JOB |
Identify the lines holding "this" and copy them.

GIVEN RECORDS |
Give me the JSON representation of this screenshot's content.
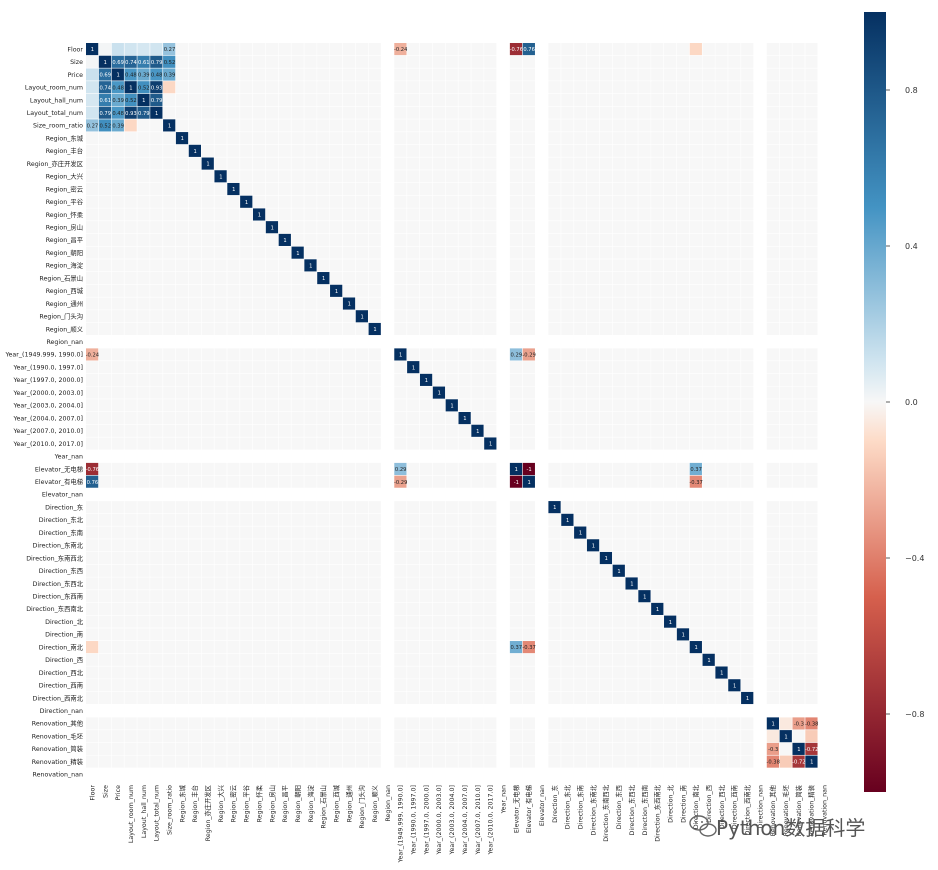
{
  "chart_data": {
    "type": "heatmap",
    "labels": [
      "Floor",
      "Size",
      "Price",
      "Layout_room_num",
      "Layout_hall_num",
      "Layout_total_num",
      "Size_room_ratio",
      "Region_东城",
      "Region_丰台",
      "Region_亦庄开发区",
      "Region_大兴",
      "Region_密云",
      "Region_平谷",
      "Region_怀柔",
      "Region_房山",
      "Region_昌平",
      "Region_朝阳",
      "Region_海淀",
      "Region_石景山",
      "Region_西城",
      "Region_通州",
      "Region_门头沟",
      "Region_顺义",
      "Region_nan",
      "Year_(1949.999, 1990.0]",
      "Year_(1990.0, 1997.0]",
      "Year_(1997.0, 2000.0]",
      "Year_(2000.0, 2003.0]",
      "Year_(2003.0, 2004.0]",
      "Year_(2004.0, 2007.0]",
      "Year_(2007.0, 2010.0]",
      "Year_(2010.0, 2017.0]",
      "Year_nan",
      "Elevator_无电梯",
      "Elevator_有电梯",
      "Elevator_nan",
      "Direction_东",
      "Direction_东北",
      "Direction_东南",
      "Direction_东南北",
      "Direction_东南西北",
      "Direction_东西",
      "Direction_东西北",
      "Direction_东西南",
      "Direction_东西南北",
      "Direction_北",
      "Direction_南",
      "Direction_南北",
      "Direction_西",
      "Direction_西北",
      "Direction_西南",
      "Direction_西南北",
      "Direction_nan",
      "Renovation_其他",
      "Renovation_毛坯",
      "Renovation_简装",
      "Renovation_精装",
      "Renovation_nan"
    ],
    "empty_labels": [
      "Region_nan",
      "Year_nan",
      "Elevator_nan",
      "Direction_nan",
      "Renovation_nan"
    ],
    "correlations": [
      {
        "a": "Floor",
        "b": "Size",
        "value": 0.01
      },
      {
        "a": "Floor",
        "b": "Price",
        "value": 0.12
      },
      {
        "a": "Floor",
        "b": "Layout_room_num",
        "value": 0.1
      },
      {
        "a": "Floor",
        "b": "Layout_hall_num",
        "value": 0.09
      },
      {
        "a": "Floor",
        "b": "Layout_total_num",
        "value": 0.1
      },
      {
        "a": "Floor",
        "b": "Size_room_ratio",
        "value": 0.27
      },
      {
        "a": "Floor",
        "b": "Year_(1949.999, 1990.0]",
        "value": -0.24
      },
      {
        "a": "Floor",
        "b": "Elevator_无电梯",
        "value": -0.76
      },
      {
        "a": "Floor",
        "b": "Elevator_有电梯",
        "value": 0.76
      },
      {
        "a": "Floor",
        "b": "Direction_南北",
        "value": -0.11
      },
      {
        "a": "Size",
        "b": "Price",
        "value": 0.69
      },
      {
        "a": "Size",
        "b": "Layout_room_num",
        "value": 0.74
      },
      {
        "a": "Size",
        "b": "Layout_hall_num",
        "value": 0.61
      },
      {
        "a": "Size",
        "b": "Layout_total_num",
        "value": 0.79
      },
      {
        "a": "Size",
        "b": "Size_room_ratio",
        "value": 0.52
      },
      {
        "a": "Price",
        "b": "Layout_room_num",
        "value": 0.48
      },
      {
        "a": "Price",
        "b": "Layout_hall_num",
        "value": 0.39
      },
      {
        "a": "Price",
        "b": "Layout_total_num",
        "value": 0.48
      },
      {
        "a": "Price",
        "b": "Size_room_ratio",
        "value": 0.39
      },
      {
        "a": "Layout_room_num",
        "b": "Layout_hall_num",
        "value": 0.52
      },
      {
        "a": "Layout_room_num",
        "b": "Layout_total_num",
        "value": 0.93
      },
      {
        "a": "Layout_hall_num",
        "b": "Layout_total_num",
        "value": 0.79
      },
      {
        "a": "Layout_room_num",
        "b": "Size_room_ratio",
        "value": -0.11
      },
      {
        "a": "Elevator_无电梯",
        "b": "Elevator_有电梯",
        "value": -1
      },
      {
        "a": "Elevator_无电梯",
        "b": "Year_(1949.999, 1990.0]",
        "value": 0.29
      },
      {
        "a": "Elevator_有电梯",
        "b": "Year_(1949.999, 1990.0]",
        "value": -0.29
      },
      {
        "a": "Elevator_无电梯",
        "b": "Direction_南北",
        "value": 0.37
      },
      {
        "a": "Elevator_有电梯",
        "b": "Direction_南北",
        "value": -0.37
      },
      {
        "a": "Renovation_其他",
        "b": "Renovation_毛坯",
        "value": -0.05
      },
      {
        "a": "Renovation_其他",
        "b": "Renovation_简装",
        "value": -0.3
      },
      {
        "a": "Renovation_其他",
        "b": "Renovation_精装",
        "value": -0.38
      },
      {
        "a": "Renovation_简装",
        "b": "Renovation_精装",
        "value": -0.72
      },
      {
        "a": "Renovation_毛坯",
        "b": "Renovation_精装",
        "value": -0.15
      }
    ],
    "vmin": -1,
    "vmax": 1,
    "colormap": "RdBu_r",
    "colorbar_ticks": [
      0.8,
      0.4,
      0.0,
      -0.4,
      -0.8
    ],
    "colorbar_tick_labels": [
      "0.8",
      "0.4",
      "0.0",
      "−0.4",
      "−0.8"
    ],
    "annotated": true
  },
  "colors": {
    "neg_end": "#67001f",
    "neg_mid": "#d6604d",
    "neutral": "#f7f7f7",
    "pos_mid": "#4393c3",
    "pos_end": "#053061"
  },
  "watermark": {
    "icon": "wechat-logo-icon",
    "text": "Python数据科学"
  }
}
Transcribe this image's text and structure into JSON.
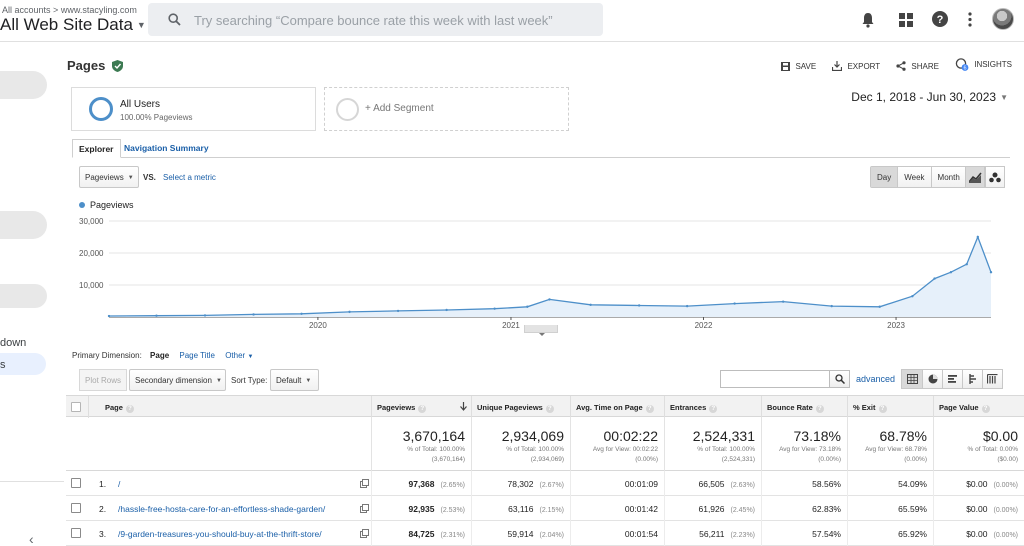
{
  "header": {
    "breadcrumb_accounts": "All accounts",
    "breadcrumb_sep": ">",
    "breadcrumb_site": "www.stacyling.com",
    "property": "All Web Site Data",
    "search_placeholder": "Try searching “Compare bounce rate this week with last week”",
    "icons": [
      "bell-icon",
      "apps-grid-icon",
      "help-icon",
      "more-vert-icon"
    ]
  },
  "sidebar": {
    "item_a": "down",
    "item_b": "s"
  },
  "page": {
    "title": "Pages",
    "actions": {
      "save": "SAVE",
      "export": "EXPORT",
      "share": "SHARE",
      "insights": "INSIGHTS",
      "insights_badge": "6"
    }
  },
  "segments": {
    "active_name": "All Users",
    "active_sub": "100.00% Pageviews",
    "add_label": "+ Add Segment"
  },
  "date_range": "Dec 1, 2018 - Jun 30, 2023",
  "tabs": {
    "explorer": "Explorer",
    "nav_summary": "Navigation Summary"
  },
  "chart_controls": {
    "metric": "Pageviews",
    "vs": "VS.",
    "select_metric": "Select a metric",
    "day": "Day",
    "week": "Week",
    "month": "Month"
  },
  "chart_data": {
    "type": "area",
    "series": [
      {
        "name": "Pageviews",
        "color": "#4d8fc9"
      }
    ],
    "y_ticks": [
      "30,000",
      "20,000",
      "10,000"
    ],
    "y_tick_values": [
      30000,
      20000,
      10000
    ],
    "ylim": [
      0,
      30000
    ],
    "x_ticks": [
      "2020",
      "2021",
      "2022",
      "2023"
    ],
    "x_start": "2018-12-01",
    "x_end": "2023-06-30",
    "x": [
      "2018-12-01",
      "2019-03-01",
      "2019-06-01",
      "2019-09-01",
      "2019-12-01",
      "2020-03-01",
      "2020-06-01",
      "2020-09-01",
      "2020-12-01",
      "2021-02-01",
      "2021-03-15",
      "2021-06-01",
      "2021-09-01",
      "2021-12-01",
      "2022-03-01",
      "2022-06-01",
      "2022-09-01",
      "2022-12-01",
      "2023-02-01",
      "2023-03-15",
      "2023-04-15",
      "2023-05-15",
      "2023-06-05",
      "2023-06-30"
    ],
    "values": [
      300,
      400,
      500,
      800,
      1000,
      1600,
      1900,
      2200,
      2600,
      3200,
      5500,
      3800,
      3600,
      3400,
      4200,
      4800,
      3400,
      3200,
      6500,
      12000,
      14000,
      16500,
      25000,
      14000
    ]
  },
  "primary_dimension": {
    "label": "Primary Dimension:",
    "current": "Page",
    "page_title": "Page Title",
    "other": "Other"
  },
  "table_tools": {
    "plot_rows": "Plot Rows",
    "secondary_dimension": "Secondary dimension",
    "sort_type_label": "Sort Type:",
    "sort_type_value": "Default",
    "advanced": "advanced"
  },
  "table": {
    "headers": {
      "page": "Page",
      "pageviews": "Pageviews",
      "unique": "Unique Pageviews",
      "avg_time": "Avg. Time on Page",
      "entrances": "Entrances",
      "bounce": "Bounce Rate",
      "exit": "% Exit",
      "value": "Page Value"
    },
    "totals": {
      "pageviews": {
        "big": "3,670,164",
        "sub1": "% of Total: 100.00%",
        "sub2": "(3,670,164)"
      },
      "unique": {
        "big": "2,934,069",
        "sub1": "% of Total: 100.00%",
        "sub2": "(2,934,069)"
      },
      "avg_time": {
        "big": "00:02:22",
        "sub1": "Avg for View: 00:02:22",
        "sub2": "(0.00%)"
      },
      "entrances": {
        "big": "2,524,331",
        "sub1": "% of Total: 100.00%",
        "sub2": "(2,524,331)"
      },
      "bounce": {
        "big": "73.18%",
        "sub1": "Avg for View: 73.18%",
        "sub2": "(0.00%)"
      },
      "exit": {
        "big": "68.78%",
        "sub1": "Avg for View: 68.78%",
        "sub2": "(0.00%)"
      },
      "value": {
        "big": "$0.00",
        "sub1": "% of Total: 0.00%",
        "sub2": "($0.00)"
      }
    },
    "rows": [
      {
        "num": "1.",
        "page": "/",
        "pageviews": "97,368",
        "pageviews_pct": "(2.65%)",
        "unique": "78,302",
        "unique_pct": "(2.67%)",
        "avg_time": "00:01:09",
        "entrances": "66,505",
        "entrances_pct": "(2.63%)",
        "bounce": "58.56%",
        "exit": "54.09%",
        "value": "$0.00",
        "value_pct": "(0.00%)"
      },
      {
        "num": "2.",
        "page": "/hassle-free-hosta-care-for-an-effortless-shade-garden/",
        "pageviews": "92,935",
        "pageviews_pct": "(2.53%)",
        "unique": "63,116",
        "unique_pct": "(2.15%)",
        "avg_time": "00:01:42",
        "entrances": "61,926",
        "entrances_pct": "(2.45%)",
        "bounce": "62.83%",
        "exit": "65.59%",
        "value": "$0.00",
        "value_pct": "(0.00%)"
      },
      {
        "num": "3.",
        "page": "/9-garden-treasures-you-should-buy-at-the-thrift-store/",
        "pageviews": "84,725",
        "pageviews_pct": "(2.31%)",
        "unique": "59,914",
        "unique_pct": "(2.04%)",
        "avg_time": "00:01:54",
        "entrances": "56,211",
        "entrances_pct": "(2.23%)",
        "bounce": "57.54%",
        "exit": "65.92%",
        "value": "$0.00",
        "value_pct": "(0.00%)"
      }
    ]
  }
}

PROBLEM SOLUTION |
Give me the JSON representation of this screenshot's content.
Transcribe this image's text and structure into JSON.
    "search_placeholder": "Try searching “Compare bounce rate this week with last week”",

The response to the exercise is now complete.